What the task asks: Pick out all lines of the entries that include the word "Unterführeranwärter" and copy them.

··· Raw records

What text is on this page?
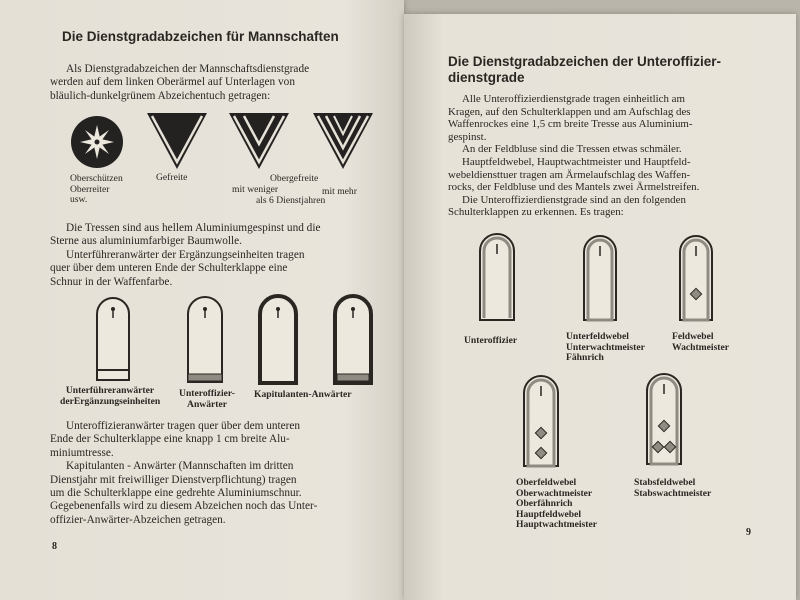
Die Dienstgradabzeichen für Mannschaften
Als Dienstgradabzeichen der Mannschaftsdienstgrade
werden auf dem linken Oberärmel auf Unterlagen von
bläulich-dunkelgrünem Abzeichentuch getragen:
Oberschützen
Oberreiter
usw.
Gefreite	Obergefreite
mit weniger	mit mehr
als 6 Dienstjahren
Die Tressen sind aus hellem Aluminiumgespinst und die
Sterne aus aluminiumfarbiger Baumwolle.
Unterführeranwärter der Ergänzungseinheiten tragen
quer über dem unteren Ende der Schulterklappe eine
Schnur in der Waffenfarbe.
Unterführeranwärter
derErgänzungseinheiten
Unteroffizier-
Anwärter
Kapitulanten-Anwärter
Unteroffizieranwärter tragen quer über dem unteren
Ende der Schulterklappe eine knapp 1 cm breite Alu-
miniumtresse.
Kapitulanten - Anwärter (Mannschaften im dritten
Dienstjahr mit freiwilliger Dienstverpflichtung) tragen
um die Schulterklappe eine gedrehte Aluminiumschnur.
Gegebenenfalls wird zu diesem Abzeichen noch das Unter-
offizier-Anwärter-Abzeichen getragen.
8
Die Dienstgradabzeichen der Unteroffizier-
dienstgrade
Alle Unteroffizierdienstgrade tragen einheitlich am
Kragen, auf den Schulterklappen und am Aufschlag des
Waffenrockes eine 1,5 cm breite Tresse aus Aluminium-
gespinst.
An der Feldbluse sind die Tressen etwas schmäler.
Hauptfeldwebel, Hauptwachtmeister und Hauptfeld-
webeldiensttuer tragen am Ärmelaufschlag des Waffen-
rocks, der Feldbluse und des Mantels zwei Ärmelstreifen.
Die Unteroffizierdienstgrade sind an den folgenden
Schulterklappen zu erkennen. Es tragen:
Unteroffizier	Unterfeldwebel
Unterwachtmeister
Fähnrich
Feldwebel
Wachtmeister
Oberfeldwebel
Oberwachtmeister
Oberfähnrich
Hauptfeldwebel
Hauptwachtmeister
Stabsfeldwebel
Stabswachtmeister
9
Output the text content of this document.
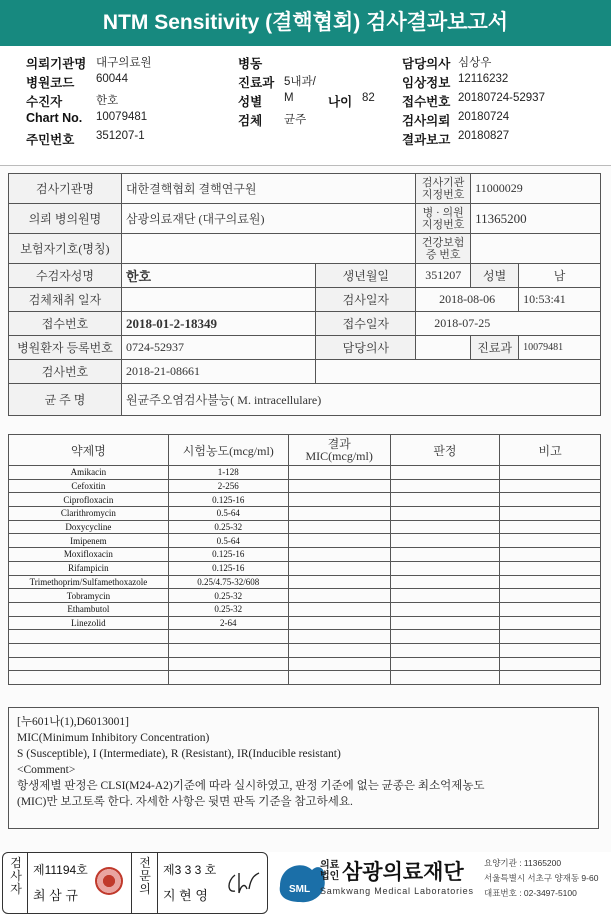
NTM Sensitivity (결핵협회) 검사결과보고서
의뢰기관명 대구의료원
병원코드 60044
수진자	한호
Chart No. 10079481
주민번호 351207-1
병동
진료과 5내과/
성별 M	나이 82
검체 균주
담당의사 심상우
임상정보 12116232
접수번호 20180724-52937
검사의뢰 20180724
결과보고 20180827
검사기관명	대한결핵협회 결핵연구원		검사기관 지정번호	11000029	
의뢰 병의원명	삼광의료재단 (대구의료원)		병 · 의원 지정번호	11365200	
보험자기호(명칭)			건강보험 증 번호		
수검자성명	한호	생년월일	351207	성별	남
검체채취 일자		검사일자	2018-08-06		10:53:41
접수번호	2018-01-2-18349	접수일자	2018-07-25		
병원환자 등록번호	0724-52937	담당의사		진료과	10079481
검사번호	2018-21-08661				
균 주 명	원균주오염검사불능( M. intracellulare)				
약제명	시험농도(mcg/ml)	결과
MIC(mcg/ml)	판정	비고
Amikacin	1-128			
Cefoxitin	2-256			
Ciprofloxacin	0.125-16			
Clarithromycin	0.5-64			
Doxycycline	0.25-32			
Imipenem	0.5-64			
Moxifloxacin	0.125-16			
Rifampicin	0.125-16			
Trimethoprim/Sulfamethoxazole	0.25/4.75-32/608			
Tobramycin	0.25-32			
Ethambutol	0.25-32			
Linezolid	2-64			

[누601나(1),D6013001]
MIC(Minimum Inhibitory Concentration)
S (Susceptible), I (Intermediate), R (Resistant), IR(Inducible resistant)
<Comment>
항생제별 판정은 CLSI(M24-A2)기준에 따라 실시하였고, 판정 기준에 없는 균종은 최소억제농도
(MIC)만 보고토록 한다. 자세한 사항은 뒷면 판독 기준을 참고하세요.
검사자
제11194호
최 삼 규
전문의
제3 3 3 호
지 현 영	SML
의료
법인 삼광의료재단
Samkwang Medical Laboratories
요양기관 : 11365200
서울특별시 서초구 양재동 9-60
대표번호 : 02-3497-5100
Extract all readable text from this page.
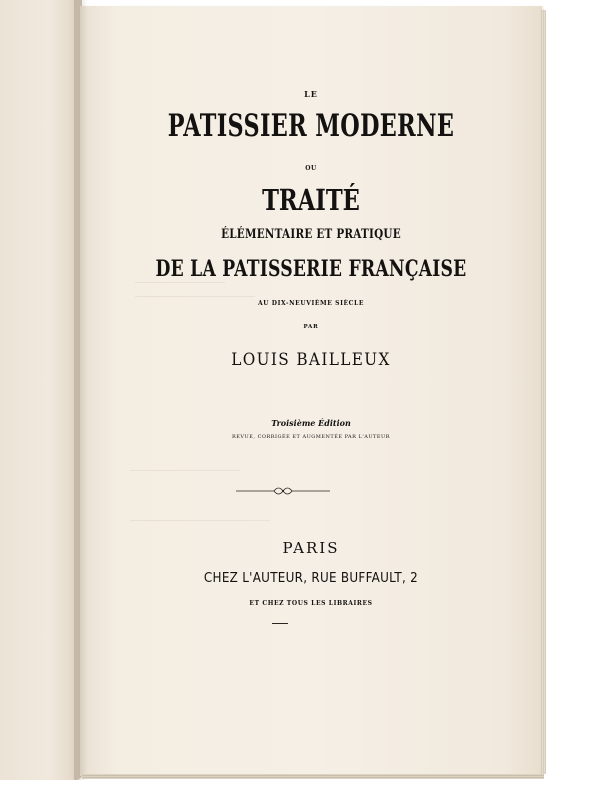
LE
PATISSIER MODERNE
OU
TRAITÉ
ÉLÉMENTAIRE ET PRATIQUE
DE LA PATISSERIE FRANÇAISE
AU DIX-NEUVIÈME SIÈCLE
PAR
LOUIS BAILLEUX
Troisième Édition
REVUE, CORRIGÉE ET AUGMENTÉE PAR L'AUTEUR
PARIS
CHEZ L'AUTEUR, RUE BUFFAULT, 2
ET CHEZ TOUS LES LIBRAIRES
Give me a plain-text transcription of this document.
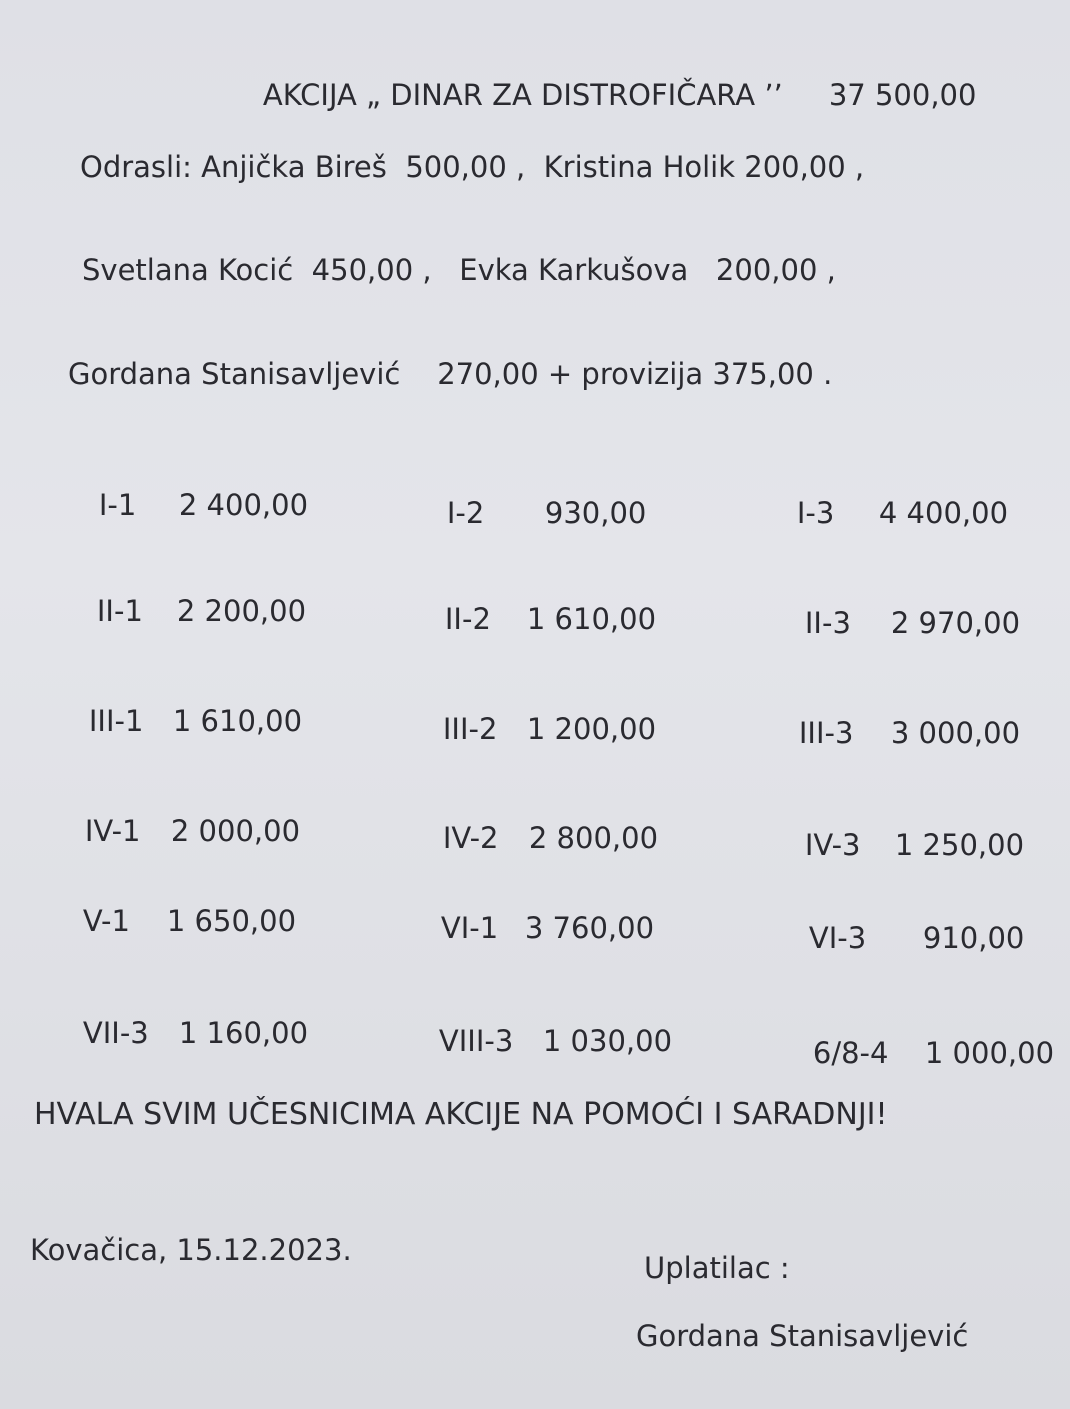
AKCIJA „ DINAR ZA DISTROFIČARA ’’ 37 500,00

Odrasli: Anjička Bireš  500,00 ,  Kristina Holik 200,00 ,
Svetlana Kocić  450,00 ,   Evka Karkušova   200,00 ,
Gordana Stanisavljević    270,00 + provizija 375,00 .

I-1 2 400,00
	I-2 930,00
	I-3 4 400,00

II-1 2 200,00
	II-2 1 610,00
	II-3 2 970,00

III-1 1 610,00
	III-2 1 200,00
	III-3 3 000,00

IV-1 2 000,00
	IV-2 2 800,00
	IV-3 1 250,00

V-1 1 650,00
	VI-1 3 760,00
	VI-3 910,00

VII-3 1 160,00
	VIII-3 1 030,00
	6/8-4 1 000,00

HVALA SVIM UČESNICIMA AKCIJE NA POMOĆI I SARADNJI!
Kovačica, 15.12.2023.
Uplatilac :
Gordana Stanisavljević
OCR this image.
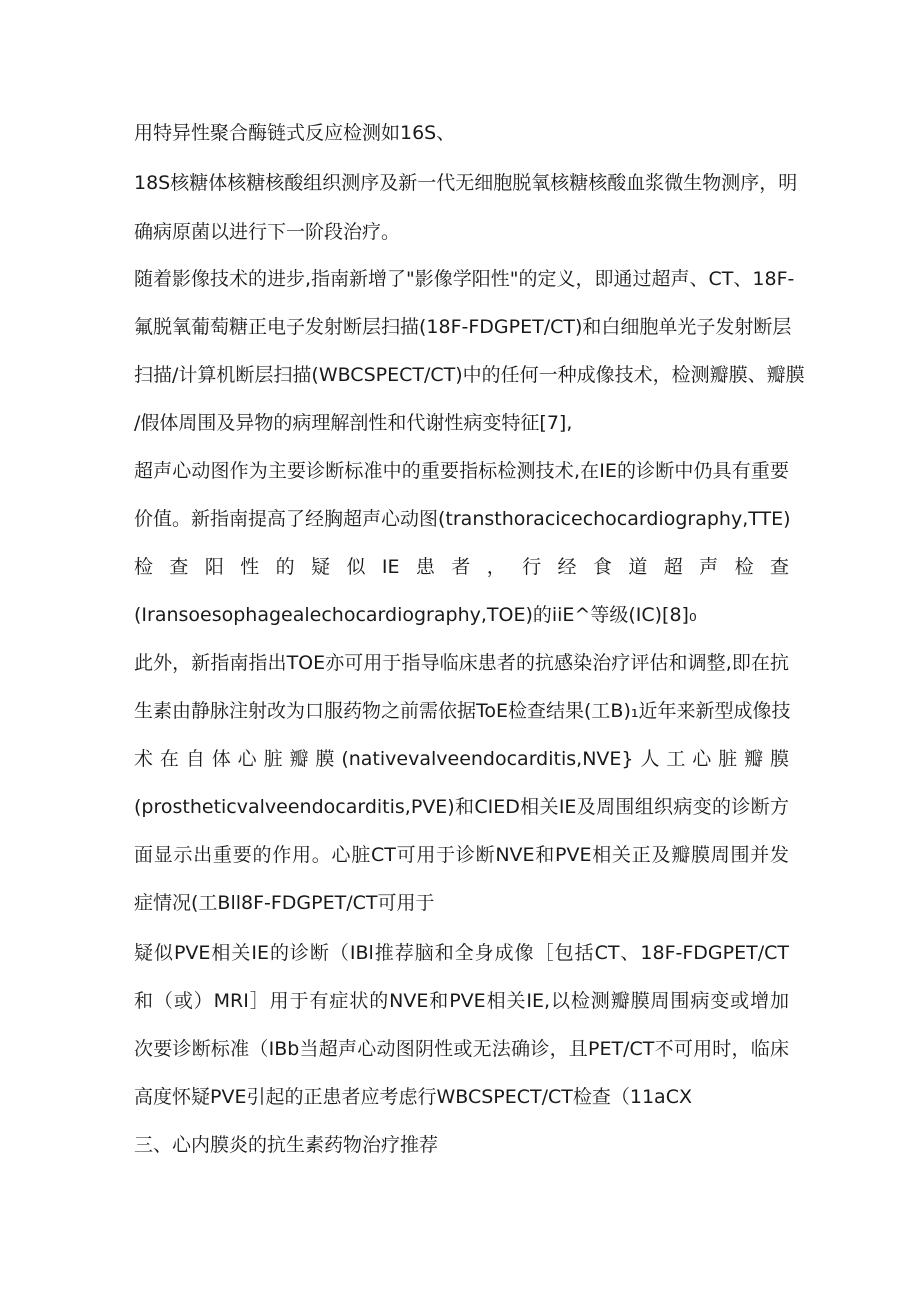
用特异性聚合酶链式反应检测如16S、
18S核糖体核糖核酸组织测序及新一代无细胞脱氧核糖核酸血浆微生物测序，明
确病原菌以进行下一阶段治疗。
随着影像技术的进步,指南新增了"影像学阳性"的定义，即通过超声、CT、18F-
氟脱氧葡萄糖正电子发射断层扫描(18F-FDGPET/CT)和白细胞单光子发射断层
扫描/计算机断层扫描(WBCSPECT/CT)中的任何一种成像技术，检测瓣膜、瓣膜
/假体周围及异物的病理解剖性和代谢性病变特征[7],
超声心动图作为主要诊断标准中的重要指标检测技术,在IE的诊断中仍具有重要
价值。新指南提高了经胸超声心动图(transthoracicechocardiography,TTE)
检查阳性的疑似IE患者，行经食道超声检查
(Iransoesophagealechocardiography,TOE)的iiE^等级(IC)[8]₀
此外，新指南指出TOE亦可用于指导临床患者的抗感染治疗评估和调整,即在抗
生素由静脉注射改为口服药物之前需依据ToE检查结果(工B)₁近年来新型成像技
术在自体心脏瓣膜(nativevalveendocarditis,NVE}人工心脏瓣膜
(prostheticvalveendocarditis,PVE)和CIED相关IE及周围组织病变的诊断方
面显示出重要的作用。心脏CT可用于诊断NVE和PVE相关正及瓣膜周围并发
症情况(工Bll8F-FDGPET/CT可用于
疑似PVE相关IE的诊断（IBl推荐脑和全身成像［包括CT、18F-FDGPET/CT
和（或）MRI］用于有症状的NVE和PVE相关IE,以检测瓣膜周围病变或增加
次要诊断标准（IBb当超声心动图阴性或无法确诊，且PET/CT不可用时，临床
高度怀疑PVE引起的正患者应考虑行WBCSPECT/CT检查（11aCX
三、心内膜炎的抗生素药物治疗推荐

······

Complete answer:
Unterführeranwärter der Ergänzungseinheiten tragen
Unterführeranwärter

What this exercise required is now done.